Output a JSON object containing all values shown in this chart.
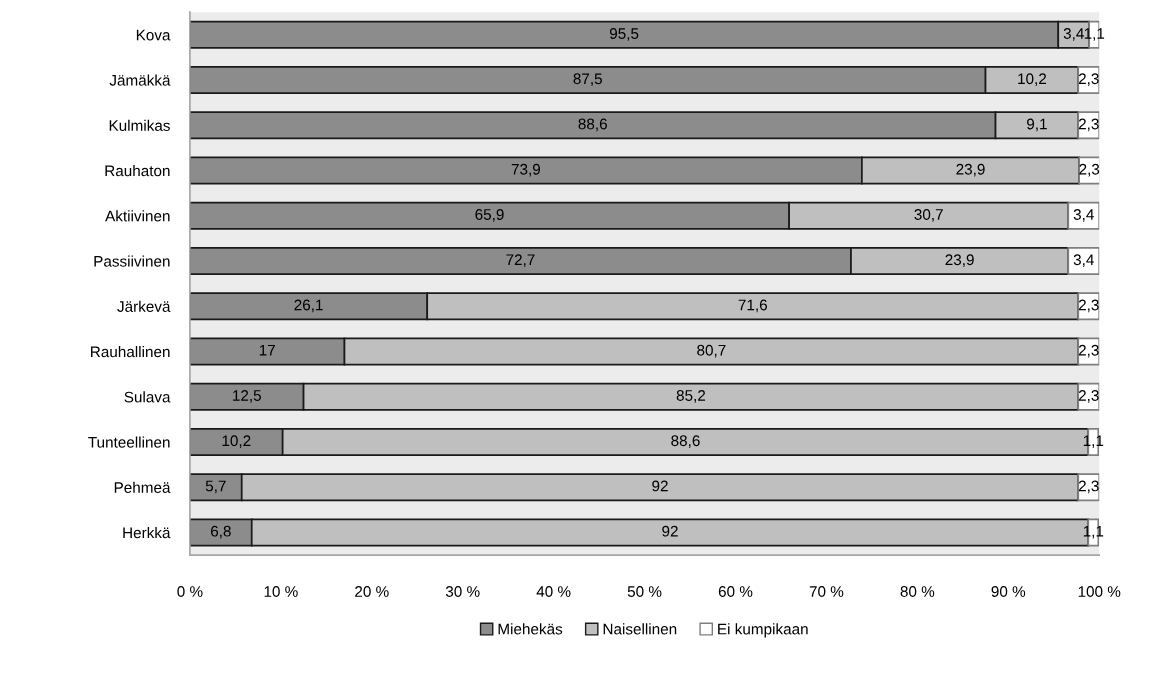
{
  "chart_data": {
    "type": "bar",
    "orientation": "horizontal",
    "stacked": true,
    "categories": [
      "Kova",
      "Jämäkkä",
      "Kulmikas",
      "Rauhaton",
      "Aktiivinen",
      "Passiivinen",
      "Järkevä",
      "Rauhallinen",
      "Sulava",
      "Tunteellinen",
      "Pehmeä",
      "Herkkä"
    ],
    "series": [
      {
        "name": "Miehekäs",
        "color": "#8c8c8c",
        "values": [
          95.5,
          87.5,
          88.6,
          73.9,
          65.9,
          72.7,
          26.1,
          17,
          12.5,
          10.2,
          5.7,
          6.8
        ],
        "value_labels": [
          "95,5",
          "87,5",
          "88,6",
          "73,9",
          "65,9",
          "72,7",
          "26,1",
          "17",
          "12,5",
          "10,2",
          "5,7",
          "6,8"
        ]
      },
      {
        "name": "Naisellinen",
        "color": "#bfbfbf",
        "values": [
          3.4,
          10.2,
          9.1,
          23.9,
          30.7,
          23.9,
          71.6,
          80.7,
          85.2,
          88.6,
          92,
          92
        ],
        "value_labels": [
          "3,4",
          "10,2",
          "9,1",
          "23,9",
          "30,7",
          "23,9",
          "71,6",
          "80,7",
          "85,2",
          "88,6",
          "92",
          "92"
        ]
      },
      {
        "name": "Ei kumpikaan",
        "color": "#ffffff",
        "values": [
          1.1,
          2.3,
          2.3,
          2.3,
          3.4,
          3.4,
          2.3,
          2.3,
          2.3,
          1.1,
          2.3,
          1.1
        ],
        "value_labels": [
          "1,1",
          "2,3",
          "2,3",
          "2,3",
          "3,4",
          "3,4",
          "2,3",
          "2,3",
          "2,3",
          "1,1",
          "2,3",
          "1,1"
        ]
      }
    ],
    "xlim": [
      0,
      100
    ],
    "xticks": [
      {
        "value": 0,
        "label": "0 %"
      },
      {
        "value": 10,
        "label": "10 %"
      },
      {
        "value": 20,
        "label": "20 %"
      },
      {
        "value": 30,
        "label": "30 %"
      },
      {
        "value": 40,
        "label": "40 %"
      },
      {
        "value": 50,
        "label": "50 %"
      },
      {
        "value": 60,
        "label": "60 %"
      },
      {
        "value": 70,
        "label": "70 %"
      },
      {
        "value": 80,
        "label": "80 %"
      },
      {
        "value": 90,
        "label": "90 %"
      },
      {
        "value": 100,
        "label": "100 %"
      }
    ],
    "grid": false,
    "legend": "bottom"
  }
}
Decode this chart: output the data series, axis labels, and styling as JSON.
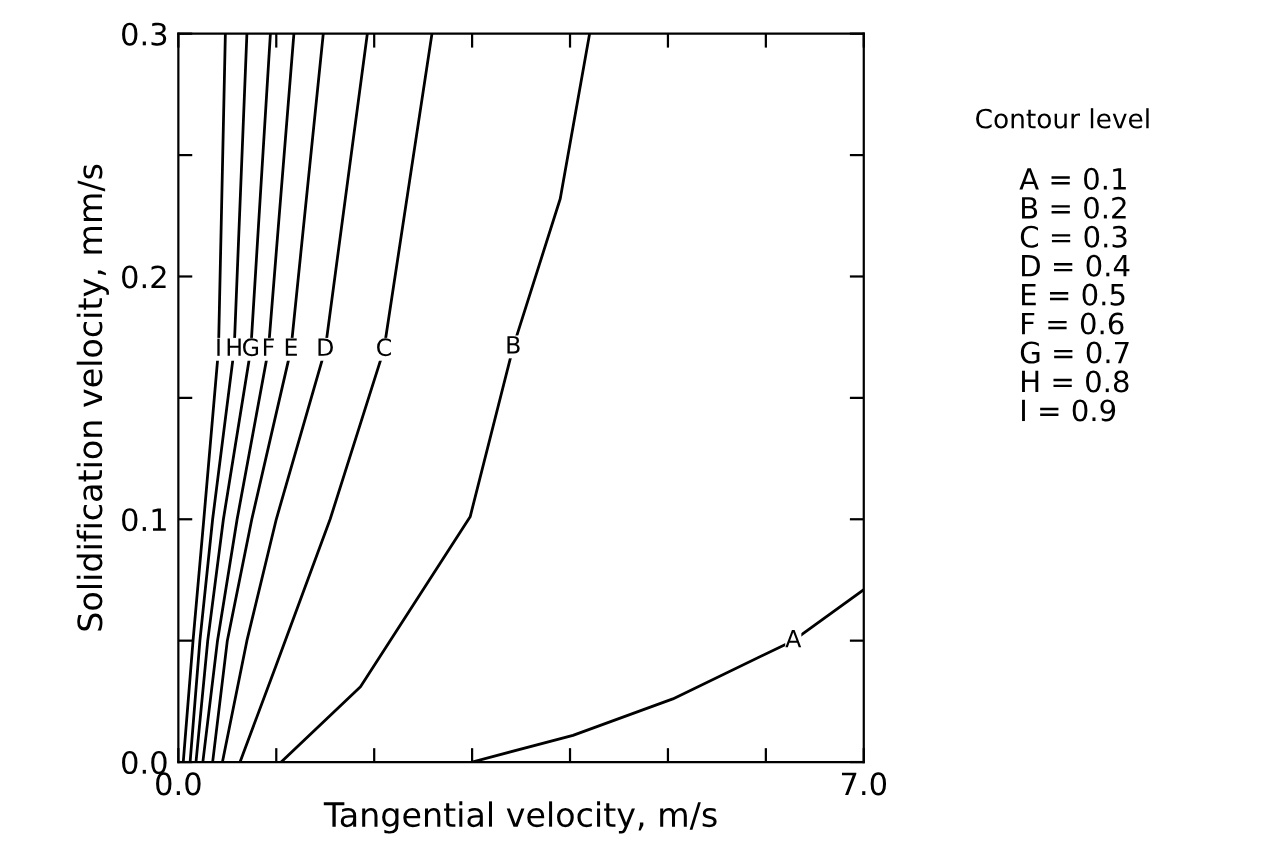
{
  "chart_data": {
    "type": "line",
    "xlabel": "Tangential velocity, m/s",
    "ylabel": "Solidification velocity, mm/s",
    "legend_title": "Contour level",
    "annotations": [
      "A = 0.1",
      "B = 0.2",
      "C = 0.3",
      "D = 0.4",
      "E = 0.5",
      "F = 0.6",
      "G = 0.7",
      "H = 0.8",
      "I = 0.9"
    ],
    "series": [
      {
        "name": "A",
        "color": "#000000",
        "x": [
          3.0,
          4.03,
          5.05,
          6.28,
          7.0
        ],
        "values": [
          0.0,
          0.011,
          0.026,
          0.05,
          0.071
        ]
      },
      {
        "name": "B",
        "color": "#000000",
        "x": [
          1.05,
          1.86,
          2.98,
          3.42,
          3.9,
          4.2
        ],
        "values": [
          0.0,
          0.031,
          0.101,
          0.171,
          0.232,
          0.3
        ]
      },
      {
        "name": "C",
        "color": "#000000",
        "x": [
          0.63,
          1.0,
          1.55,
          2.1,
          2.59
        ],
        "values": [
          0.0,
          0.04,
          0.1,
          0.17,
          0.3
        ]
      },
      {
        "name": "D",
        "color": "#000000",
        "x": [
          0.45,
          0.7,
          1.0,
          1.5,
          1.93
        ],
        "values": [
          0.0,
          0.05,
          0.1,
          0.17,
          0.3
        ]
      },
      {
        "name": "E",
        "color": "#000000",
        "x": [
          0.35,
          0.5,
          0.75,
          1.15,
          1.48
        ],
        "values": [
          0.0,
          0.05,
          0.1,
          0.17,
          0.3
        ]
      },
      {
        "name": "F",
        "color": "#000000",
        "x": [
          0.25,
          0.4,
          0.6,
          0.92,
          1.18
        ],
        "values": [
          0.0,
          0.05,
          0.1,
          0.17,
          0.3
        ]
      },
      {
        "name": "G",
        "color": "#000000",
        "x": [
          0.18,
          0.3,
          0.46,
          0.74,
          0.94
        ],
        "values": [
          0.0,
          0.05,
          0.1,
          0.17,
          0.3
        ]
      },
      {
        "name": "H",
        "color": "#000000",
        "x": [
          0.12,
          0.22,
          0.35,
          0.57,
          0.7
        ],
        "values": [
          0.0,
          0.05,
          0.1,
          0.17,
          0.3
        ]
      },
      {
        "name": "I",
        "color": "#000000",
        "x": [
          0.05,
          0.15,
          0.26,
          0.41,
          0.48
        ],
        "values": [
          0.0,
          0.05,
          0.1,
          0.17,
          0.3
        ]
      }
    ],
    "xlim": [
      0,
      7
    ],
    "ylim": [
      0,
      0.3
    ],
    "xticks": [
      {
        "value": 0,
        "label": "0.0"
      },
      {
        "value": 1,
        "label": null
      },
      {
        "value": 2,
        "label": null
      },
      {
        "value": 3,
        "label": null
      },
      {
        "value": 4,
        "label": null
      },
      {
        "value": 5,
        "label": null
      },
      {
        "value": 6,
        "label": null
      },
      {
        "value": 7,
        "label": "7.0"
      }
    ],
    "yticks": [
      {
        "value": 0,
        "label": "0.0"
      },
      {
        "value": 0.05,
        "label": null
      },
      {
        "value": 0.1,
        "label": "0.1"
      },
      {
        "value": 0.15,
        "label": null
      },
      {
        "value": 0.2,
        "label": "0.2"
      },
      {
        "value": 0.25,
        "label": null
      },
      {
        "value": 0.3,
        "label": "0.3"
      }
    ],
    "grid": false,
    "marker": "none",
    "line_style": "solid"
  }
}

== == ==

● **AIM OF THE EXERCISE**
Leave the pictures out, and print every line of the listing exactly as written.

● **ANSWER TO THE TASK**
Output a JSON object containing all values shown in this chart.
{
  "chart_data": {
    "type": "bar",
    "orientation": "horizontal",
    "stacked": true,
    "categories": [
      "Kova",
      "Jämäkkä",
      "Kulmikas",
      "Rauhaton",
      "Aktiivinen",
      "Passiivinen",
      "Järkevä",
      "Rauhallinen",
      "Sulava",
      "Tunteellinen",
      "Pehmeä",
      "Herkkä"
    ],
    "series": [
      {
        "name": "Miehekäs",
        "color": "#8c8c8c",
        "values": [
          95.5,
          87.5,
          88.6,
          73.9,
          65.9,
          72.7,
          26.1,
          17,
          12.5,
          10.2,
          5.7,
          6.8
        ],
        "value_labels": [
          "95,5",
          "87,5",
          "88,6",
          "73,9",
          "65,9",
          "72,7",
          "26,1",
          "17",
          "12,5",
          "10,2",
          "5,7",
          "6,8"
        ]
      },
      {
        "name": "Naisellinen",
        "color": "#bfbfbf",
        "values": [
          3.4,
          10.2,
          9.1,
          23.9,
          30.7,
          23.9,
          71.6,
          80.7,
          85.2,
          88.6,
          92,
          92
        ],
        "value_labels": [
          "3,4",
          "10,2",
          "9,1",
          "23,9",
          "30,7",
          "23,9",
          "71,6",
          "80,7",
          "85,2",
          "88,6",
          "92",
          "92"
        ]
      },
      {
        "name": "Ei kumpikaan",
        "color": "#ffffff",
        "values": [
          1.1,
          2.3,
          2.3,
          2.3,
          3.4,
          3.4,
          2.3,
          2.3,
          2.3,
          1.1,
          2.3,
          1.1
        ],
        "value_labels": [
          "1,1",
          "2,3",
          "2,3",
          "2,3",
          "3,4",
          "3,4",
          "2,3",
          "2,3",
          "2,3",
          "1,1",
          "2,3",
          "1,1"
        ]
      }
    ],
    "xlim": [
      0,
      100
    ],
    "xticks": [
      {
        "value": 0,
        "label": "0 %"
      },
      {
        "value": 10,
        "label": "10 %"
      },
      {
        "value": 20,
        "label": "20 %"
      },
      {
        "value": 30,
        "label": "30 %"
      },
      {
        "value": 40,
        "label": "40 %"
      },
      {
        "value": 50,
        "label": "50 %"
      },
      {
        "value": 60,
        "label": "60 %"
      },
      {
        "value": 70,
        "label": "70 %"
      },
      {
        "value": 80,
        "label": "80 %"
      },
      {
        "value": 90,
        "label": "90 %"
      },
      {
        "value": 100,
        "label": "100 %"
      }
    ],
    "grid": false,
    "legend": "bottom"
  }
}
Decode this chart: output the data series, axis labels, and styling as JSON.
{
  "chart_data": {
    "type": "line",
    "xlabel": "Tangential velocity, m/s",
    "ylabel": "Solidification velocity, mm/s",
    "legend_title": "Contour level",
    "annotations": [
      "A = 0.1",
      "B = 0.2",
      "C = 0.3",
      "D = 0.4",
      "E = 0.5",
      "F = 0.6",
      "G = 0.7",
      "H = 0.8",
      "I = 0.9"
    ],
    "series": [
      {
        "name": "A",
        "color": "#000000",
        "x": [
          3.0,
          4.03,
          5.05,
          6.28,
          7.0
        ],
        "values": [
          0.0,
          0.011,
          0.026,
          0.05,
          0.071
        ]
      },
      {
        "name": "B",
        "color": "#000000",
        "x": [
          1.05,
          1.86,
          2.98,
          3.42,
          3.9,
          4.2
        ],
        "values": [
          0.0,
          0.031,
          0.101,
          0.171,
          0.232,
          0.3
        ]
      },
      {
        "name": "C",
        "color": "#000000",
        "x": [
          0.63,
          1.0,
          1.55,
          2.1,
          2.59
        ],
        "values": [
          0.0,
          0.04,
          0.1,
          0.17,
          0.3
        ]
      },
      {
        "name": "D",
        "color": "#000000",
        "x": [
          0.45,
          0.7,
          1.0,
          1.5,
          1.93
        ],
        "values": [
          0.0,
          0.05,
          0.1,
          0.17,
          0.3
        ]
      },
      {
        "name": "E",
        "color": "#000000",
        "x": [
          0.35,
          0.5,
          0.75,
          1.15,
          1.48
        ],
        "values": [
          0.0,
          0.05,
          0.1,
          0.17,
          0.3
        ]
      },
      {
        "name": "F",
        "color": "#000000",
        "x": [
          0.25,
          0.4,
          0.6,
          0.92,
          1.18
        ],
        "values": [
          0.0,
          0.05,
          0.1,
          0.17,
          0.3
        ]
      },
      {
        "name": "G",
        "color": "#000000",
        "x": [
          0.18,
          0.3,
          0.46,
          0.74,
          0.94
        ],
        "values": [
          0.0,
          0.05,
          0.1,
          0.17,
          0.3
        ]
      },
      {
        "name": "H",
        "color": "#000000",
        "x": [
          0.12,
          0.22,
          0.35,
          0.57,
          0.7
        ],
        "values": [
          0.0,
          0.05,
          0.1,
          0.17,
          0.3
        ]
      },
      {
        "name": "I",
        "color": "#000000",
        "x": [
          0.05,
          0.15,
          0.26,
          0.41,
          0.48
        ],
        "values": [
          0.0,
          0.05,
          0.1,
          0.17,
          0.3
        ]
      }
    ],
    "xlim": [
      0,
      7
    ],
    "ylim": [
      0,
      0.3
    ],
    "xticks": [
      {
        "value": 0,
        "label": "0.0"
      },
      {
        "value": 1,
        "label": null
      },
      {
        "value": 2,
        "label": null
      },
      {
        "value": 3,
        "label": null
      },
      {
        "value": 4,
        "label": null
      },
      {
        "value": 5,
        "label": null
      },
      {
        "value": 6,
        "label": null
      },
      {
        "value": 7,
        "label": "7.0"
      }
    ],
    "yticks": [
      {
        "value": 0,
        "label": "0.0"
      },
      {
        "value": 0.05,
        "label": null
      },
      {
        "value": 0.1,
        "label": "0.1"
      },
      {
        "value": 0.15,
        "label": null
      },
      {
        "value": 0.2,
        "label": "0.2"
      },
      {
        "value": 0.25,
        "label": null
      },
      {
        "value": 0.3,
        "label": "0.3"
      }
    ],
    "grid": false,
    "marker": "none",
    "line_style": "solid"
  }
}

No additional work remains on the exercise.